Exercise task: Below are records to transcribe exactly, without their pictures.

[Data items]
%%
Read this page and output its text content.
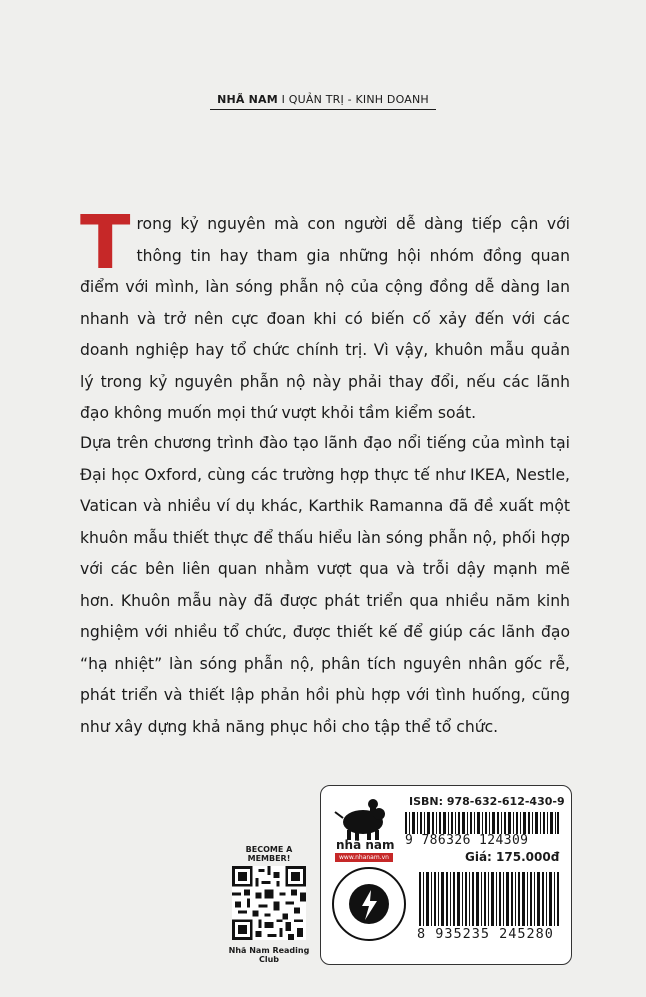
NHÃ NAM I QUẢN TRỊ - KINH DOANH
T rong kỷ nguyên mà con người dễ dàng tiếp cận với thông tin hay tham gia những hội nhóm đồng quan điểm với mình, làn sóng phẫn nộ của cộng đồng dễ dàng lan nhanh và trở nên cực đoan khi có biến cố xảy đến với các doanh nghiệp hay tổ chức chính trị. Vì vậy, khuôn mẫu quản lý trong kỷ nguyên phẫn nộ này phải thay đổi, nếu các lãnh đạo không muốn mọi thứ vượt khỏi tầm kiểm soát.
Dựa trên chương trình đào tạo lãnh đạo nổi tiếng của mình tại Đại học Oxford, cùng các trường hợp thực tế như IKEA, Nestle, Vatican và nhiều ví dụ khác, Karthik Ramanna đã đề xuất một khuôn mẫu thiết thực để thấu hiểu làn sóng phẫn nộ, phối hợp với các bên liên quan nhằm vượt qua và trỗi dậy mạnh mẽ hơn. Khuôn mẫu này đã được phát triển qua nhiều năm kinh nghiệm với nhiều tổ chức, được thiết kế để giúp các lãnh đạo “hạ nhiệt” làn sóng phẫn nộ, phân tích nguyên nhân gốc rễ, phát triển và thiết lập phản hồi phù hợp với tình huống, cũng như xây dựng khả năng phục hồi cho tập thể tổ chức.
BECOME A MEMBER!
Nhã Nam Reading Club
nhã nam
www.nhanam.vn
ISBN: 978-632-612-430-9
9 786326 124309
Giá: 175.000đ
8 935235 245280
%%
Full response:
Read this page and output its text content.
NHÃ NAM I QUẢN TRỊ - KINH DOANH
T rong kỷ nguyên mà con người dễ dàng tiếp cận với thông tin hay tham gia những hội nhóm đồng quan điểm với mình, làn sóng phẫn nộ của cộng đồng dễ dàng lan nhanh và trở nên cực đoan khi có biến cố xảy đến với các doanh nghiệp hay tổ chức chính trị. Vì vậy, khuôn mẫu quản lý trong kỷ nguyên phẫn nộ này phải thay đổi, nếu các lãnh đạo không muốn mọi thứ vượt khỏi tầm kiểm soát.
Dựa trên chương trình đào tạo lãnh đạo nổi tiếng của mình tại Đại học Oxford, cùng các trường hợp thực tế như IKEA, Nestle, Vatican và nhiều ví dụ khác, Karthik Ramanna đã đề xuất một khuôn mẫu thiết thực để thấu hiểu làn sóng phẫn nộ, phối hợp với các bên liên quan nhằm vượt qua và trỗi dậy mạnh mẽ hơn. Khuôn mẫu này đã được phát triển qua nhiều năm kinh nghiệm với nhiều tổ chức, được thiết kế để giúp các lãnh đạo “hạ nhiệt” làn sóng phẫn nộ, phân tích nguyên nhân gốc rễ, phát triển và thiết lập phản hồi phù hợp với tình huống, cũng như xây dựng khả năng phục hồi cho tập thể tổ chức.
BECOME A MEMBER!
Nhã Nam Reading Club
nhã nam
www.nhanam.vn
ISBN: 978-632-612-430-9
9 786326 124309
Giá: 175.000đ
8 935235 245280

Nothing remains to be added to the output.